Task instructions -
Select each line where the word "European" appears.

## begin Data provided

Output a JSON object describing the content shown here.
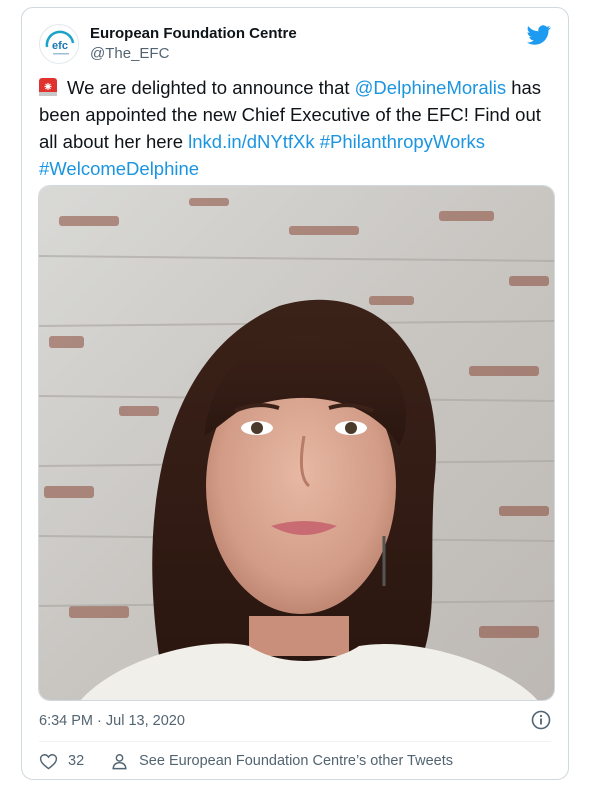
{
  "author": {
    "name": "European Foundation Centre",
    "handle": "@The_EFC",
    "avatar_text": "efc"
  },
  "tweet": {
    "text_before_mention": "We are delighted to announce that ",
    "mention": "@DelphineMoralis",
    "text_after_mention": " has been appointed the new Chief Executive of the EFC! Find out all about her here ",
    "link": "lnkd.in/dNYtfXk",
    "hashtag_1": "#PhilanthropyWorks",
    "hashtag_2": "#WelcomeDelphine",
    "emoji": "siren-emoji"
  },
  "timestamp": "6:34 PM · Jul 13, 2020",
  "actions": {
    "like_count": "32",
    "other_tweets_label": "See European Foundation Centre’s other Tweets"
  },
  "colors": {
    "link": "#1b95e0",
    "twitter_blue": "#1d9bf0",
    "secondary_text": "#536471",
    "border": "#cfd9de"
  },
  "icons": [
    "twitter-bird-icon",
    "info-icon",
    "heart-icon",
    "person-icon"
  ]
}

## end Data provided

Response to the task -
    "name": "European Foundation Centre",
    "other_tweets_label": "See European Foundation Centre’s other Tweets"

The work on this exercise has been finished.